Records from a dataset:
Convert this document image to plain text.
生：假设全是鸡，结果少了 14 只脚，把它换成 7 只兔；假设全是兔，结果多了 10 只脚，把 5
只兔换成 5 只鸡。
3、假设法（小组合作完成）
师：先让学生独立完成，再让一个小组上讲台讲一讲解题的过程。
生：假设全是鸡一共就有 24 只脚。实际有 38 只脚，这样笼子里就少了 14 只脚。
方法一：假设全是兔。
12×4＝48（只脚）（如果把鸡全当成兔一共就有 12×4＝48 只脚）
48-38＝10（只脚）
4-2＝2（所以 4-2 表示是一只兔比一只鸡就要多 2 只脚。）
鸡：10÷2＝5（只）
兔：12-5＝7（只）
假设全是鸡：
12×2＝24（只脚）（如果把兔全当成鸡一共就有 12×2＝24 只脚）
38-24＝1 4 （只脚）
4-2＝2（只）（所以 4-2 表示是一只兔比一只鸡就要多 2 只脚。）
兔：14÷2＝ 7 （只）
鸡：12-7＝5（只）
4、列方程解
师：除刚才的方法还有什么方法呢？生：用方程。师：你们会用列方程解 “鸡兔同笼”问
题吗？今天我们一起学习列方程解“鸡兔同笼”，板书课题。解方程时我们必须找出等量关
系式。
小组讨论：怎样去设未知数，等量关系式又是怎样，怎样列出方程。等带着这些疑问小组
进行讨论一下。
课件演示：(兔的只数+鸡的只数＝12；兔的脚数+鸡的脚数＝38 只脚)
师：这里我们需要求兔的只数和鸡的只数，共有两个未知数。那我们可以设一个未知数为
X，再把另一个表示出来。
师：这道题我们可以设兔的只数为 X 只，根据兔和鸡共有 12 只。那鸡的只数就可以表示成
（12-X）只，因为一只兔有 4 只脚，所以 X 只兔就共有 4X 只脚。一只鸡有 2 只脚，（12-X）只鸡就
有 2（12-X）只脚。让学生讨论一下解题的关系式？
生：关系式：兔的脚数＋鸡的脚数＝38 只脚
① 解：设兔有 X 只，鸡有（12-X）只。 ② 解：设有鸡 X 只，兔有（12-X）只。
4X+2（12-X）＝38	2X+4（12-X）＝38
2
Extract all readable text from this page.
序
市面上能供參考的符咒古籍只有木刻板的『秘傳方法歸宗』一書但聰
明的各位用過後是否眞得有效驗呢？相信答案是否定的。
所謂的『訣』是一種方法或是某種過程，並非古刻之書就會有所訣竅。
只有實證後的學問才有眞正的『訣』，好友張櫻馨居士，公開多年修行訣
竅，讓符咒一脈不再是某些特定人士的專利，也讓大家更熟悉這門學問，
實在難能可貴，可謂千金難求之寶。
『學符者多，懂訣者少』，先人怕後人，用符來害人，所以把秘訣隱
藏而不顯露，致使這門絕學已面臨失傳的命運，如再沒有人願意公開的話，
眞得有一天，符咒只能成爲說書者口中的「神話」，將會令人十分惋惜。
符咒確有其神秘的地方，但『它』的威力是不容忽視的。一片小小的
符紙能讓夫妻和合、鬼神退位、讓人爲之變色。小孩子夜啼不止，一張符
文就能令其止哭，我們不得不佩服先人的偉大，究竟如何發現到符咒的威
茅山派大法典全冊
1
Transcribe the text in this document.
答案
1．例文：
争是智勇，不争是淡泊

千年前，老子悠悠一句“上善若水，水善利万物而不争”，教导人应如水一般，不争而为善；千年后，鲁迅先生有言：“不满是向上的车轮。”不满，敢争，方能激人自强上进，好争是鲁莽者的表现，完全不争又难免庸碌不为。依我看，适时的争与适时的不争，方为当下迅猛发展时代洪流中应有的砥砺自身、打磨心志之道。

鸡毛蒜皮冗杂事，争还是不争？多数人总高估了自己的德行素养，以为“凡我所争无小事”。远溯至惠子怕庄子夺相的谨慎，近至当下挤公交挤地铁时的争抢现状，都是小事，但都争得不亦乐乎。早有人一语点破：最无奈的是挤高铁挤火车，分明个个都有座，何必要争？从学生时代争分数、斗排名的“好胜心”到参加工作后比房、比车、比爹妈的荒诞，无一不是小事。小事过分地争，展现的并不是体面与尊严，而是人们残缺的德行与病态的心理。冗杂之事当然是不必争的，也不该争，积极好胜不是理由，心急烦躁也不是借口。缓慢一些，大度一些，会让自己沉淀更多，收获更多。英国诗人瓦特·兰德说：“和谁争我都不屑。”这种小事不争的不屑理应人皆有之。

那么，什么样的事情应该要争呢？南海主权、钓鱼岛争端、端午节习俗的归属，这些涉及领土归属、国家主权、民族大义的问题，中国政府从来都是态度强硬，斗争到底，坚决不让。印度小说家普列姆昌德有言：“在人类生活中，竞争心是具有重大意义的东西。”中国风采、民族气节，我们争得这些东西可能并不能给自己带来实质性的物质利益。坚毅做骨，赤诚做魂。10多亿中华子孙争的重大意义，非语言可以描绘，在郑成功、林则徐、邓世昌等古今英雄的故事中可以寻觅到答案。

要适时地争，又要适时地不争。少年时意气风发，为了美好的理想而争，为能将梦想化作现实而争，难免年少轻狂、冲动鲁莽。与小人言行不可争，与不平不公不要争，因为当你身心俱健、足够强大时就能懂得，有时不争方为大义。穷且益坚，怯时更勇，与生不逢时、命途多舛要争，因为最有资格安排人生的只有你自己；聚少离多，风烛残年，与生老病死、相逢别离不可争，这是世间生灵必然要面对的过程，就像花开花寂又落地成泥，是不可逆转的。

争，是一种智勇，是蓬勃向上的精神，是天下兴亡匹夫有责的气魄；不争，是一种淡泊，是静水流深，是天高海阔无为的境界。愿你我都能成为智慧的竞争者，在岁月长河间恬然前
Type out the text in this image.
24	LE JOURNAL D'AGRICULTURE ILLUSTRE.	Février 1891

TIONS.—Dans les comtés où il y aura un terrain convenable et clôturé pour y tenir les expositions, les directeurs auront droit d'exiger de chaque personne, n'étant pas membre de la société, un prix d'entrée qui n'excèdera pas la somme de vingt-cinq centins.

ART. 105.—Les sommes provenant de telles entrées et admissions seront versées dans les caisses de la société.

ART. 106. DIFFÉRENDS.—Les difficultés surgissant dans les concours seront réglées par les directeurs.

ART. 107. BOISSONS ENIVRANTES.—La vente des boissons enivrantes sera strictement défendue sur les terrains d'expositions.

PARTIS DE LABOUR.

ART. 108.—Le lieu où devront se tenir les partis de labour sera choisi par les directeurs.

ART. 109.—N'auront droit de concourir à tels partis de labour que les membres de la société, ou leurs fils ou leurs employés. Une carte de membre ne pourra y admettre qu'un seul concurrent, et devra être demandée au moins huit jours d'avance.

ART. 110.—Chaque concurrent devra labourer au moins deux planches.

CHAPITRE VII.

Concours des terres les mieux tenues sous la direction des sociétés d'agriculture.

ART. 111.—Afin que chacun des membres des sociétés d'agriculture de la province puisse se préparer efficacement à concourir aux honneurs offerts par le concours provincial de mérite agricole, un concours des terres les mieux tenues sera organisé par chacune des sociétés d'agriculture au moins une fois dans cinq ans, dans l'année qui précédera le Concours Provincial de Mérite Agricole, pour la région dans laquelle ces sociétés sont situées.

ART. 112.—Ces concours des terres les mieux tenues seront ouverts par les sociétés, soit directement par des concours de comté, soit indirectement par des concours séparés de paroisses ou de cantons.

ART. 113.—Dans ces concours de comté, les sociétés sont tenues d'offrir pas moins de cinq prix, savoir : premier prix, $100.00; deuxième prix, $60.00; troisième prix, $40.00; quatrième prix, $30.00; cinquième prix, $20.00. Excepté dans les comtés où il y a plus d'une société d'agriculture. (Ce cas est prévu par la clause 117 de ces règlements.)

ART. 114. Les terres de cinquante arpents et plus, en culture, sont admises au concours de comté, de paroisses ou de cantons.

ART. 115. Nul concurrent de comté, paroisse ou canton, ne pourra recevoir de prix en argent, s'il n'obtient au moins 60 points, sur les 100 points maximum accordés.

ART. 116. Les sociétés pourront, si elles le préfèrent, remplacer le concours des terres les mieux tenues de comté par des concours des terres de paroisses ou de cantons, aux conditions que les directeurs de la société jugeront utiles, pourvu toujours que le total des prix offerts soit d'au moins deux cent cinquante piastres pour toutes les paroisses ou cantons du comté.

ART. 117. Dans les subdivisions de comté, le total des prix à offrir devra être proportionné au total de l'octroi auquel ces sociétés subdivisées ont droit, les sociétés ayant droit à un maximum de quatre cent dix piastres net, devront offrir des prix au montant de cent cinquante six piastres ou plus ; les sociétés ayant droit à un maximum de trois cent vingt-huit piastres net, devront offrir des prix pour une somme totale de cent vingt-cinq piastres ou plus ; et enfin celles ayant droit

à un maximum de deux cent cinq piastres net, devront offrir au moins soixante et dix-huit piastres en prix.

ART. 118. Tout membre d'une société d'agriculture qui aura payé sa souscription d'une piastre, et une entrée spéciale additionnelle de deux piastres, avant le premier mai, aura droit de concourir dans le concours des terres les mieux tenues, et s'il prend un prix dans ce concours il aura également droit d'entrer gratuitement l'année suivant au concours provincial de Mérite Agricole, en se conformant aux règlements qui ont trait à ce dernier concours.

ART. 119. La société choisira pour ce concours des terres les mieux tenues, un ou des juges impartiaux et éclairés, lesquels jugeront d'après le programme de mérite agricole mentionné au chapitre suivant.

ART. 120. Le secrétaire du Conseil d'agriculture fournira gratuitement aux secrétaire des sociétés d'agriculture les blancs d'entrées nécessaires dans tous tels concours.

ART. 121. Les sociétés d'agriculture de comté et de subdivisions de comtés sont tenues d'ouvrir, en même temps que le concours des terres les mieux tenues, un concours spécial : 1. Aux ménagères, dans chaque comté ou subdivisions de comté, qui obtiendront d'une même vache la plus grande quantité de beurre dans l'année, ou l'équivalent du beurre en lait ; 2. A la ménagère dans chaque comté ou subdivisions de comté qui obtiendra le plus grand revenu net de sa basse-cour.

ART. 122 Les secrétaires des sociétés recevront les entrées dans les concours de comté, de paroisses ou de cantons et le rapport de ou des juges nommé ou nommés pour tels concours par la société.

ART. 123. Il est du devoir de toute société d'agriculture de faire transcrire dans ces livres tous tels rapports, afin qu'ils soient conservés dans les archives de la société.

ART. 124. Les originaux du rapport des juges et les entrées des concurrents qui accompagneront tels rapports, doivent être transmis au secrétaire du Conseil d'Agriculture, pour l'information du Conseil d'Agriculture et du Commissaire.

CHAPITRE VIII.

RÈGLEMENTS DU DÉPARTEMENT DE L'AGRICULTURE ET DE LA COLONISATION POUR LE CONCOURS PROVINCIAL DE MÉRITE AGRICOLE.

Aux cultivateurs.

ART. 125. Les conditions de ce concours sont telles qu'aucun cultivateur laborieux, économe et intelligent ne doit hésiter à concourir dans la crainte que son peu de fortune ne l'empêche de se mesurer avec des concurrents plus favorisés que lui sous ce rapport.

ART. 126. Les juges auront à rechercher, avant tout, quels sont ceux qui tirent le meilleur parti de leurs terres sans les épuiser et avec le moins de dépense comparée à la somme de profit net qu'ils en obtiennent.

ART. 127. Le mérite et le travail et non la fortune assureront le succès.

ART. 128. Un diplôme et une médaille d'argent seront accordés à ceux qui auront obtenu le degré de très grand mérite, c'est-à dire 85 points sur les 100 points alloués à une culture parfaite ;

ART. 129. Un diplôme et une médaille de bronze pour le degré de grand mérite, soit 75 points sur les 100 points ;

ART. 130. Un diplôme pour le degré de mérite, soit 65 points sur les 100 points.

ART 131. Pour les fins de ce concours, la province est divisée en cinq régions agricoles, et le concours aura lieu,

PROBLEM DESCRIPTION:
Find the word "鸡兔同笼" in the material, then list each line that holds it.

RESULT BELOW:
师：除刚才的方法还有什么方法呢？生：用方程。师：你们会用列方程解 “鸡兔同笼”问
题吗？今天我们一起学习列方程解“鸡兔同笼”，板书课题。解方程时我们必须找出等量关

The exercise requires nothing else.